>> Start DATA EXCERPTS

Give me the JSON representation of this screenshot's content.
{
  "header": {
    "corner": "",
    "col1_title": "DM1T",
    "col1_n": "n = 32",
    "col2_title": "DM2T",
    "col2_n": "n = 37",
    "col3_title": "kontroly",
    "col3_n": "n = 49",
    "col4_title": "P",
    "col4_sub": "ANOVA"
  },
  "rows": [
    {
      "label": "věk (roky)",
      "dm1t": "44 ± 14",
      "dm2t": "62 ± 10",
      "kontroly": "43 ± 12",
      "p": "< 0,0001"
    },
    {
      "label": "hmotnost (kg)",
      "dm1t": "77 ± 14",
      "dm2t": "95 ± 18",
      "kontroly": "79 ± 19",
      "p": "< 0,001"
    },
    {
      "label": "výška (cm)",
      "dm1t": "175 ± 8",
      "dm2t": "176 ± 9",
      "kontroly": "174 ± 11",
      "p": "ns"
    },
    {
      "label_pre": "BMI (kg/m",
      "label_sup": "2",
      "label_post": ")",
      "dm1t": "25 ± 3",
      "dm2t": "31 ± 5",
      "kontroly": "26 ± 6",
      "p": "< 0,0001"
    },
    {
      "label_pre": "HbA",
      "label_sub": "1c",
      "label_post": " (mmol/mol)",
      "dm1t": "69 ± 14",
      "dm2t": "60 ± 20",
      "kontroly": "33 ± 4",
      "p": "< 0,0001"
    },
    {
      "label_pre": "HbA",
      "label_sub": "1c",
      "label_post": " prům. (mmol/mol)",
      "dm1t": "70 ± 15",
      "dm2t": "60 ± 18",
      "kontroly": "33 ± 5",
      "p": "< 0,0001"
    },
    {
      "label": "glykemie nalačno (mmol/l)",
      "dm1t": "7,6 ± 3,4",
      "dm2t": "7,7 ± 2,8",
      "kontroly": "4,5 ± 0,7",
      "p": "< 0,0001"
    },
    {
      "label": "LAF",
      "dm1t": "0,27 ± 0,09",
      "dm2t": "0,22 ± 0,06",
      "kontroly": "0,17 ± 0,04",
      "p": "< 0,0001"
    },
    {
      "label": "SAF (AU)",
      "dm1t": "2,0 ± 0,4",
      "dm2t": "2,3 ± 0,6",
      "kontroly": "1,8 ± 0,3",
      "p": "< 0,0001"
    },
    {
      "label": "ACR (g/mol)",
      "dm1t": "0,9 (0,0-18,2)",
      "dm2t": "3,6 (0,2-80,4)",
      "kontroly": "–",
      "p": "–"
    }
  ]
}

>> End DATA EXCERPTS

### REQUIRED WORK:
Give the entries again in full, exactly as they are written.

### EXERCISE RESULT:
Give me the JSON representation of this screenshot's content.
{
  "header": {
    "corner": "",
    "col1_title": "DM1T",
    "col1_n": "n = 32",
    "col2_title": "DM2T",
    "col2_n": "n = 37",
    "col3_title": "kontroly",
    "col3_n": "n = 49",
    "col4_title": "P",
    "col4_sub": "ANOVA"
  },
  "rows": [
    {
      "label": "věk (roky)",
      "dm1t": "44 ± 14",
      "dm2t": "62 ± 10",
      "kontroly": "43 ± 12",
      "p": "< 0,0001"
    },
    {
      "label": "hmotnost (kg)",
      "dm1t": "77 ± 14",
      "dm2t": "95 ± 18",
      "kontroly": "79 ± 19",
      "p": "< 0,001"
    },
    {
      "label": "výška (cm)",
      "dm1t": "175 ± 8",
      "dm2t": "176 ± 9",
      "kontroly": "174 ± 11",
      "p": "ns"
    },
    {
      "label_pre": "BMI (kg/m",
      "label_sup": "2",
      "label_post": ")",
      "dm1t": "25 ± 3",
      "dm2t": "31 ± 5",
      "kontroly": "26 ± 6",
      "p": "< 0,0001"
    },
    {
      "label_pre": "HbA",
      "label_sub": "1c",
      "label_post": " (mmol/mol)",
      "dm1t": "69 ± 14",
      "dm2t": "60 ± 20",
      "kontroly": "33 ± 4",
      "p": "< 0,0001"
    },
    {
      "label_pre": "HbA",
      "label_sub": "1c",
      "label_post": " prům. (mmol/mol)",
      "dm1t": "70 ± 15",
      "dm2t": "60 ± 18",
      "kontroly": "33 ± 5",
      "p": "< 0,0001"
    },
    {
      "label": "glykemie nalačno (mmol/l)",
      "dm1t": "7,6 ± 3,4",
      "dm2t": "7,7 ± 2,8",
      "kontroly": "4,5 ± 0,7",
      "p": "< 0,0001"
    },
    {
      "label": "LAF",
      "dm1t": "0,27 ± 0,09",
      "dm2t": "0,22 ± 0,06",
      "kontroly": "0,17 ± 0,04",
      "p": "< 0,0001"
    },
    {
      "label": "SAF (AU)",
      "dm1t": "2,0 ± 0,4",
      "dm2t": "2,3 ± 0,6",
      "kontroly": "1,8 ± 0,3",
      "p": "< 0,0001"
    },
    {
      "label": "ACR (g/mol)",
      "dm1t": "0,9 (0,0-18,2)",
      "dm2t": "3,6 (0,2-80,4)",
      "kontroly": "–",
      "p": "–"
    }
  ]
}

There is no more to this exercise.